**INPUT DATA:**
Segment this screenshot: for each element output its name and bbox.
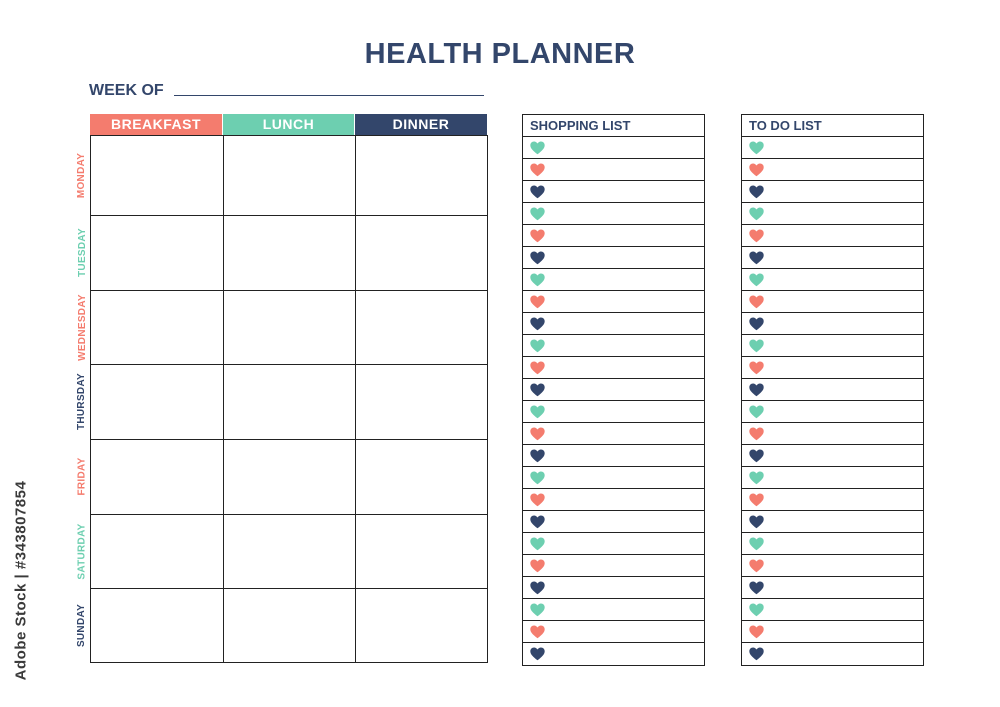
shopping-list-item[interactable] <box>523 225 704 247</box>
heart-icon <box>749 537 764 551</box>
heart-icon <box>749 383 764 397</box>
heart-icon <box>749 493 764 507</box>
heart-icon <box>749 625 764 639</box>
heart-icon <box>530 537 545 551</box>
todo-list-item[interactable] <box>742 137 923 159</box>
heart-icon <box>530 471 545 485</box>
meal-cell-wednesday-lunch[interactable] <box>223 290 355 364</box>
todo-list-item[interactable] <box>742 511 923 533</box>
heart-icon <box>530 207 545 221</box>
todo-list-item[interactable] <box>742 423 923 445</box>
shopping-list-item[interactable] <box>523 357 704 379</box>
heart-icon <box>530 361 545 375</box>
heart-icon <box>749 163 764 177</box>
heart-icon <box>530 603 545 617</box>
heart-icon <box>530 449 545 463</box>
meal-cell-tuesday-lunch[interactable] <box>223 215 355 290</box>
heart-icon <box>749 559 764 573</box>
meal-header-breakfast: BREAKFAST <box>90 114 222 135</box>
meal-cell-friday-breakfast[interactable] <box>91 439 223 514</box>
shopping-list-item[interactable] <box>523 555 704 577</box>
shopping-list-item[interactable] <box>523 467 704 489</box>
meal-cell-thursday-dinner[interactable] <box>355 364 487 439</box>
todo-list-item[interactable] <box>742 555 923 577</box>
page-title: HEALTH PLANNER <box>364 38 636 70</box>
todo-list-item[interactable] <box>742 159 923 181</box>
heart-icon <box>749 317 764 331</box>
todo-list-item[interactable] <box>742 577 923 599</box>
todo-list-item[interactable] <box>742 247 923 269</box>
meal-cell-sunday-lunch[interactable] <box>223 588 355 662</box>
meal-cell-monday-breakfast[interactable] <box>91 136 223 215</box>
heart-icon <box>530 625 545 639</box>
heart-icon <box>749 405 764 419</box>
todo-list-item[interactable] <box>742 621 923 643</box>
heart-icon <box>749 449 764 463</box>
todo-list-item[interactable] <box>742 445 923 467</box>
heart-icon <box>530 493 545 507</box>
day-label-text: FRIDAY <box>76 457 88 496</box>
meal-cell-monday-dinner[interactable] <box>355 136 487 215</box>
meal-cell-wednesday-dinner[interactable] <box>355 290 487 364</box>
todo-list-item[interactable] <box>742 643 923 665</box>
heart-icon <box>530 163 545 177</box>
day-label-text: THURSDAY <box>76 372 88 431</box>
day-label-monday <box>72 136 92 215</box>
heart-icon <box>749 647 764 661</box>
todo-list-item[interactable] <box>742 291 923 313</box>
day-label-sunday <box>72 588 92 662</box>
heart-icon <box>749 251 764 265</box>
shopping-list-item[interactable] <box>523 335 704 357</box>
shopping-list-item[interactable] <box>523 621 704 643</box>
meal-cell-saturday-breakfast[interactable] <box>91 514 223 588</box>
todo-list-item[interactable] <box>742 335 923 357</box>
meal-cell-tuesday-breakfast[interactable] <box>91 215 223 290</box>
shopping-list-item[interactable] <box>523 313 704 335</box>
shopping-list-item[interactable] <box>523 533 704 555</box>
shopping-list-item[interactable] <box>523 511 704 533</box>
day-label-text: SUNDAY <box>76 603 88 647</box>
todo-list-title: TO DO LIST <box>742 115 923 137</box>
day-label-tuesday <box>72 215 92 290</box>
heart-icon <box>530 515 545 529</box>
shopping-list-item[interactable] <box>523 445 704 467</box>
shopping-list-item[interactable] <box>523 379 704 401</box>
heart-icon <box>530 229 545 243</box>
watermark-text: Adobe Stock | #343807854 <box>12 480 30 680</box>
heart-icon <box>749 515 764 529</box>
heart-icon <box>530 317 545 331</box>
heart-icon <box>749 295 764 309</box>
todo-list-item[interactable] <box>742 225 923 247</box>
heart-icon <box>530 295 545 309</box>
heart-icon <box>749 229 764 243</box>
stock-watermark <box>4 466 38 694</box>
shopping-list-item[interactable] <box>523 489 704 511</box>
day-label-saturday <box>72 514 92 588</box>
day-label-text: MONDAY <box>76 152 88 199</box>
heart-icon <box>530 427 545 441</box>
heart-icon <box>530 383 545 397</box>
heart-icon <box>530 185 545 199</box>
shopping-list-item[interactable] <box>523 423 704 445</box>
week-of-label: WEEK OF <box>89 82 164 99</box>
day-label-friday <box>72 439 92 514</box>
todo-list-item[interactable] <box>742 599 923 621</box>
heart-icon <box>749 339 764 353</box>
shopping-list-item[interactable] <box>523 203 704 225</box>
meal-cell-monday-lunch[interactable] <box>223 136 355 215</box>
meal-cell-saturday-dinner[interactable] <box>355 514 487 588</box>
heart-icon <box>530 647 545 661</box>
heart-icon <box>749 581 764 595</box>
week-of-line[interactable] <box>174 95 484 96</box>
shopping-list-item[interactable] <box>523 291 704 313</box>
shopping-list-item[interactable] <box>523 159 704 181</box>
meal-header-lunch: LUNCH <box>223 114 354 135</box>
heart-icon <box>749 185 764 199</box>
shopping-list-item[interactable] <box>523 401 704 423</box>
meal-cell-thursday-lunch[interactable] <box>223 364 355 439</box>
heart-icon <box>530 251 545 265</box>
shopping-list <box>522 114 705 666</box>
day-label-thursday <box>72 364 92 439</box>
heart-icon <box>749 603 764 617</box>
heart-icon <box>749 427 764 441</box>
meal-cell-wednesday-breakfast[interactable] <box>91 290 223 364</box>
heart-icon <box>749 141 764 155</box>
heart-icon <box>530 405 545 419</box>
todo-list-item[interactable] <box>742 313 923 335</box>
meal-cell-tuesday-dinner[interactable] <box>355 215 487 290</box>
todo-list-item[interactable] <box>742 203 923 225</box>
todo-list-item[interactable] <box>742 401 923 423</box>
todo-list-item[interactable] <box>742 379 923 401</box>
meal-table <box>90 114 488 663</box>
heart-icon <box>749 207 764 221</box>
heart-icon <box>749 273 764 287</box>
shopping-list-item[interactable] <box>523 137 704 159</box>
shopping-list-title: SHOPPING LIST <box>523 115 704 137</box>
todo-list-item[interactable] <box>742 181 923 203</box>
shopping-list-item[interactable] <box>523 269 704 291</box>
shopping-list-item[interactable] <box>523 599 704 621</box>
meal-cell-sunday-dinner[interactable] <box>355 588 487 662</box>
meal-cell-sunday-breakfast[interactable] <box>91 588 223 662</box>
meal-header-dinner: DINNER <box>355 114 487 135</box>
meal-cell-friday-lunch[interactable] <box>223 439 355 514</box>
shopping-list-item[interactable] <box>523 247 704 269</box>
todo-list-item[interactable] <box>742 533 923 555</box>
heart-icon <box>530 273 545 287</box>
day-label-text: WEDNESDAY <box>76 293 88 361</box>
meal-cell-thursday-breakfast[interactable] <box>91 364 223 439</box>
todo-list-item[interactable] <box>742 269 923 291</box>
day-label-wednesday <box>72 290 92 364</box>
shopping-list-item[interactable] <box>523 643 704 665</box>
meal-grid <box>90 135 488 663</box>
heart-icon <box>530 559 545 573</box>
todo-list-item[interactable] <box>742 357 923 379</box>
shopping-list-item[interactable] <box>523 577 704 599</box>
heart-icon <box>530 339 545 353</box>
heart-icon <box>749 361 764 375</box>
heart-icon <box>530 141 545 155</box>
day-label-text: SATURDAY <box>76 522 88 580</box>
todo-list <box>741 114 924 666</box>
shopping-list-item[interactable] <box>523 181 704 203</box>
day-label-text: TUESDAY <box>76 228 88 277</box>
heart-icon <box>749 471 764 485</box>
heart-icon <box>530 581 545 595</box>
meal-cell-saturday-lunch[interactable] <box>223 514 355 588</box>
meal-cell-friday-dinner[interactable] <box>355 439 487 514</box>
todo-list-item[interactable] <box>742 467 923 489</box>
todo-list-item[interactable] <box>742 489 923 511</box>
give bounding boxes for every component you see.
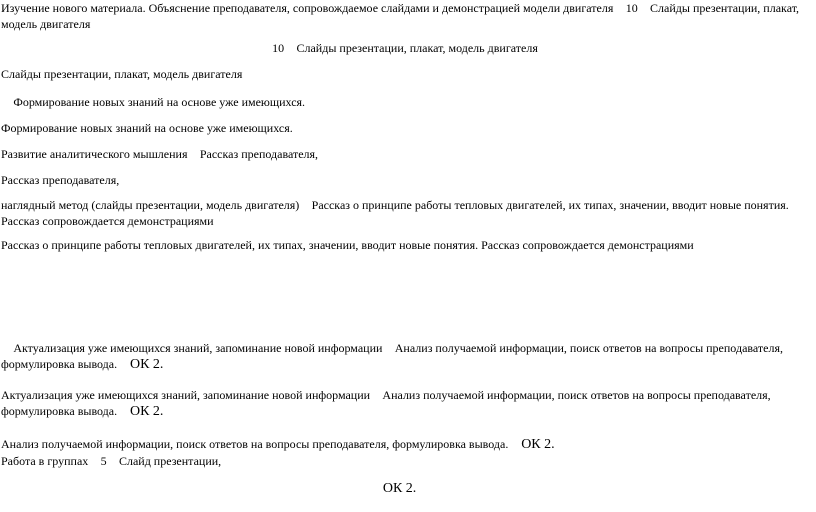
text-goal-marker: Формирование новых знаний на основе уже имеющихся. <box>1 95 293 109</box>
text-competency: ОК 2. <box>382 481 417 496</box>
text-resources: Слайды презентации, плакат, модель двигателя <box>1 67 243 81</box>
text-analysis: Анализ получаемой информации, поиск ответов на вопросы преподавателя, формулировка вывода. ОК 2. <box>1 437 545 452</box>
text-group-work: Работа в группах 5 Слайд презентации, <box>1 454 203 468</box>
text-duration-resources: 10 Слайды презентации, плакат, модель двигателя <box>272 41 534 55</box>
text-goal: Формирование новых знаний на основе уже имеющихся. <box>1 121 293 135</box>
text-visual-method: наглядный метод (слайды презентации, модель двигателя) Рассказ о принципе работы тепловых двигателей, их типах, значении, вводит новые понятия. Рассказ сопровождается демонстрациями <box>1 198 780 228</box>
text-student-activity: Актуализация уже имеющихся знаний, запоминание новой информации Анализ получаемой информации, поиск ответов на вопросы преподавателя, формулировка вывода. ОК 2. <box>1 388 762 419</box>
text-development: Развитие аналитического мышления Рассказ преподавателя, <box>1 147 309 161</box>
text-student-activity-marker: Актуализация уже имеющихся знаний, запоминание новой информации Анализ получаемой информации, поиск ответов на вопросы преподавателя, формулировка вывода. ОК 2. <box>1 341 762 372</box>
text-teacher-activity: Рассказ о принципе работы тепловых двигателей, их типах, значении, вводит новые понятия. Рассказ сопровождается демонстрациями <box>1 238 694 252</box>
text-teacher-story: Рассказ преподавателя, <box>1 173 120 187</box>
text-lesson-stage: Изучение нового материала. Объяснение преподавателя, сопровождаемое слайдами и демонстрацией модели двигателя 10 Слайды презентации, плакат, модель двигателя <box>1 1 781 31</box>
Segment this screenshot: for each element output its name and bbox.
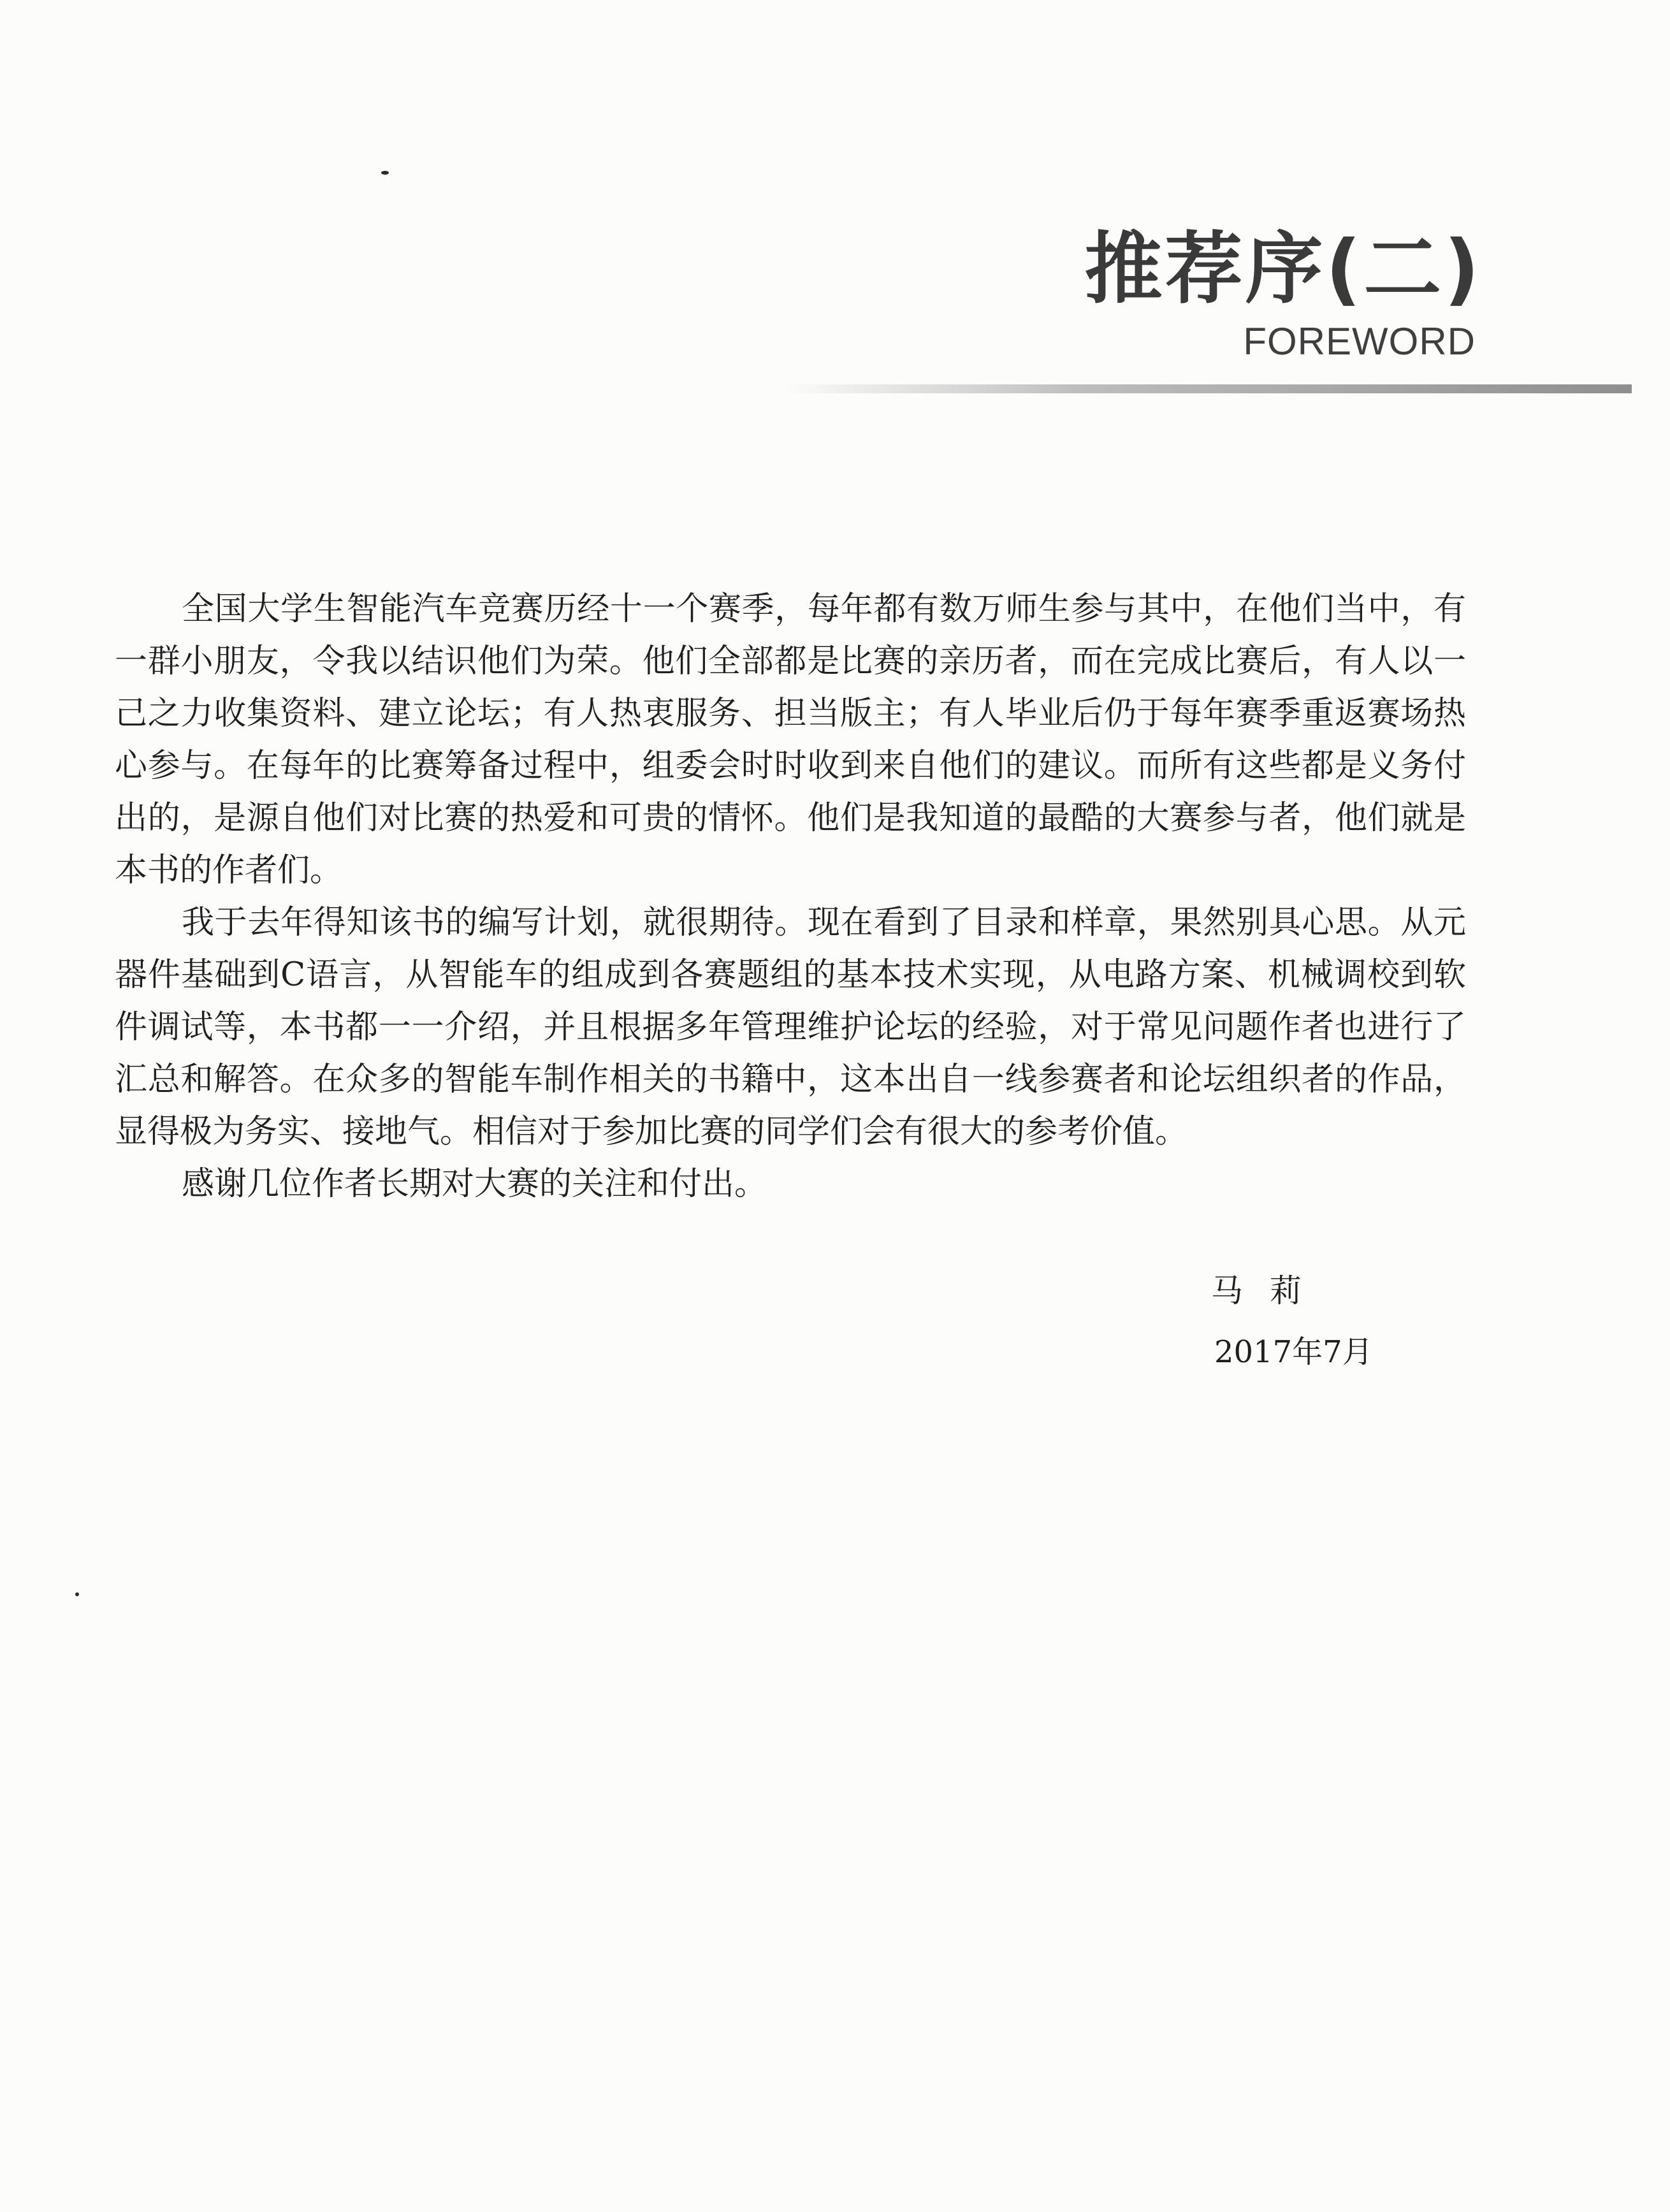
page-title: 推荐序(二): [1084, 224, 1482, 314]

**THE PROBLEM:** Repeat the lines of the records starting at the line that contains "text-goal-marker: Формирование новых" and ending at the line that contains "text-group-work: Работа в", both included.

**CORRECT RESULT:**
text-goal-marker: Формирование новых знаний на основе уже имеющихся. <box>1 95 293 109</box>
text-competency: ОК 2. <box>382 481 417 496</box>
text-resources: Слайды презентации, плакат, модель двигателя <box>1 67 243 81</box>
text-analysis: Анализ получаемой информации, поиск ответов на вопросы преподавателя, формулировка вывода. ОК 2. <box>1 437 545 452</box>
text-group-work: Работа в группах 5 Слайд презентации, <box>1 454 203 468</box>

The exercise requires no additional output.